- **WHAT IS NEEDED**
Determine how many lines in the data below contain "color" and write only that number.

- **DATA FOR THIS TASK**
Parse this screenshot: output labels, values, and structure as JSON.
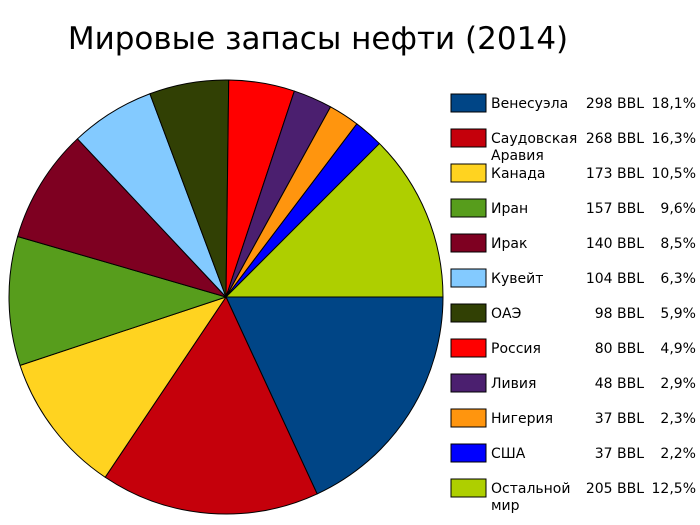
{
  "chart_data": {
    "type": "pie",
    "title": "Мировые запасы нефти (2014)",
    "legend_position": "right",
    "slices": [
      {
        "label": "Венесуэла",
        "reserve": "298 BBL",
        "value": 18.1,
        "percent": "18,1%",
        "color": "#004586"
      },
      {
        "label": "Саудовская Аравия",
        "reserve": "268 BBL",
        "value": 16.3,
        "percent": "16,3%",
        "color": "#c5000b"
      },
      {
        "label": "Канада",
        "reserve": "173 BBL",
        "value": 10.5,
        "percent": "10,5%",
        "color": "#ffd320"
      },
      {
        "label": "Иран",
        "reserve": "157 BBL",
        "value": 9.6,
        "percent": "9,6%",
        "color": "#579d1c"
      },
      {
        "label": "Ирак",
        "reserve": "140 BBL",
        "value": 8.5,
        "percent": "8,5%",
        "color": "#7e0021"
      },
      {
        "label": "Кувейт",
        "reserve": "104 BBL",
        "value": 6.3,
        "percent": "6,3%",
        "color": "#83caff"
      },
      {
        "label": "ОАЭ",
        "reserve": "98 BBL",
        "value": 5.9,
        "percent": "5,9%",
        "color": "#314004"
      },
      {
        "label": "Россия",
        "reserve": "80 BBL",
        "value": 4.9,
        "percent": "4,9%",
        "color": "#ff0000"
      },
      {
        "label": "Ливия",
        "reserve": "48 BBL",
        "value": 2.9,
        "percent": "2,9%",
        "color": "#4b1f6f"
      },
      {
        "label": "Нигерия",
        "reserve": "37 BBL",
        "value": 2.3,
        "percent": "2,3%",
        "color": "#ff950e"
      },
      {
        "label": "США",
        "reserve": "37 BBL",
        "value": 2.2,
        "percent": "2,2%",
        "color": "#0000ff"
      },
      {
        "label": "Остальной мир",
        "reserve": "205 BBL",
        "value": 12.5,
        "percent": "12,5%",
        "color": "#aecf00"
      }
    ]
  }
}
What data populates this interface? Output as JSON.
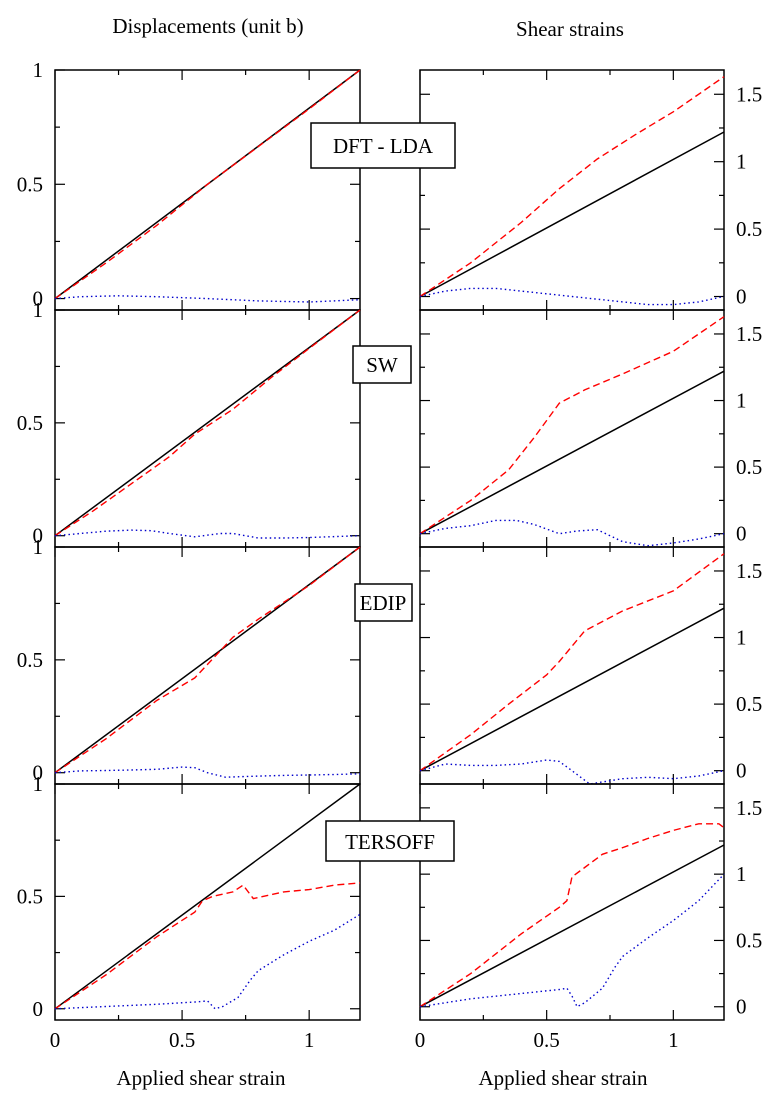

- **RESPONSE FOR THIS EXERCISE**
12